>> start
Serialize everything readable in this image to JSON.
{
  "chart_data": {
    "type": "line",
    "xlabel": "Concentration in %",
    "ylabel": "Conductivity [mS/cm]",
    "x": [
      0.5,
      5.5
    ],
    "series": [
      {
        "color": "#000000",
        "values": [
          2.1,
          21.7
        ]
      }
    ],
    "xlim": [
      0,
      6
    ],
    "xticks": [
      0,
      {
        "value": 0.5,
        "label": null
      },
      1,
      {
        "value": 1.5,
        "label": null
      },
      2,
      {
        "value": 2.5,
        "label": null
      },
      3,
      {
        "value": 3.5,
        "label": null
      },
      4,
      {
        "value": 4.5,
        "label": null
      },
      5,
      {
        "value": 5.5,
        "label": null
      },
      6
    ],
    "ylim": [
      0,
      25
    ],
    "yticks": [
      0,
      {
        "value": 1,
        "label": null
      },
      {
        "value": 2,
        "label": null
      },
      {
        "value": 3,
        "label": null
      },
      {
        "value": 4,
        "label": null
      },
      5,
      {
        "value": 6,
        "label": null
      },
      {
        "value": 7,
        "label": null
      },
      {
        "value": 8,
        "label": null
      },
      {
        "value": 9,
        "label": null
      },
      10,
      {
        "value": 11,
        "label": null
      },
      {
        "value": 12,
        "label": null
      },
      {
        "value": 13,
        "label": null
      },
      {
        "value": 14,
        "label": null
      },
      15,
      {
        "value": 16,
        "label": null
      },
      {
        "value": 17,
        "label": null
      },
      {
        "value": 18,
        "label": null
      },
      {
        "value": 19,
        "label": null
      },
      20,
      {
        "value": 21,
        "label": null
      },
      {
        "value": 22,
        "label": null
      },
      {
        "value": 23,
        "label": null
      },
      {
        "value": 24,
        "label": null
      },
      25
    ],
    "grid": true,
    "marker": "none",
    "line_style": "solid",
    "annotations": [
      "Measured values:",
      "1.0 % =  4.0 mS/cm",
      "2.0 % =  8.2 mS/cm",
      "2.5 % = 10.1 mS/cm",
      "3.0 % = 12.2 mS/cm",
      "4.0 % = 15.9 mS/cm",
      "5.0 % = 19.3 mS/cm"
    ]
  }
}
>> end
| Brief |
Copy out each line exactly.

| Response to the task |
Serialize everything readable in this image to JSON.
{
  "chart_data": {
    "type": "line",
    "xlabel": "Concentration in %",
    "ylabel": "Conductivity [mS/cm]",
    "x": [
      0.5,
      5.5
    ],
    "series": [
      {
        "color": "#000000",
        "values": [
          2.1,
          21.7
        ]
      }
    ],
    "xlim": [
      0,
      6
    ],
    "xticks": [
      0,
      {
        "value": 0.5,
        "label": null
      },
      1,
      {
        "value": 1.5,
        "label": null
      },
      2,
      {
        "value": 2.5,
        "label": null
      },
      3,
      {
        "value": 3.5,
        "label": null
      },
      4,
      {
        "value": 4.5,
        "label": null
      },
      5,
      {
        "value": 5.5,
        "label": null
      },
      6
    ],
    "ylim": [
      0,
      25
    ],
    "yticks": [
      0,
      {
        "value": 1,
        "label": null
      },
      {
        "value": 2,
        "label": null
      },
      {
        "value": 3,
        "label": null
      },
      {
        "value": 4,
        "label": null
      },
      5,
      {
        "value": 6,
        "label": null
      },
      {
        "value": 7,
        "label": null
      },
      {
        "value": 8,
        "label": null
      },
      {
        "value": 9,
        "label": null
      },
      10,
      {
        "value": 11,
        "label": null
      },
      {
        "value": 12,
        "label": null
      },
      {
        "value": 13,
        "label": null
      },
      {
        "value": 14,
        "label": null
      },
      15,
      {
        "value": 16,
        "label": null
      },
      {
        "value": 17,
        "label": null
      },
      {
        "value": 18,
        "label": null
      },
      {
        "value": 19,
        "label": null
      },
      20,
      {
        "value": 21,
        "label": null
      },
      {
        "value": 22,
        "label": null
      },
      {
        "value": 23,
        "label": null
      },
      {
        "value": 24,
        "label": null
      },
      25
    ],
    "grid": true,
    "marker": "none",
    "line_style": "solid",
    "annotations": [
      "Measured values:",
      "1.0 % =  4.0 mS/cm",
      "2.0 % =  8.2 mS/cm",
      "2.5 % = 10.1 mS/cm",
      "3.0 % = 12.2 mS/cm",
      "4.0 % = 15.9 mS/cm",
      "5.0 % = 19.3 mS/cm"
    ]
  }
}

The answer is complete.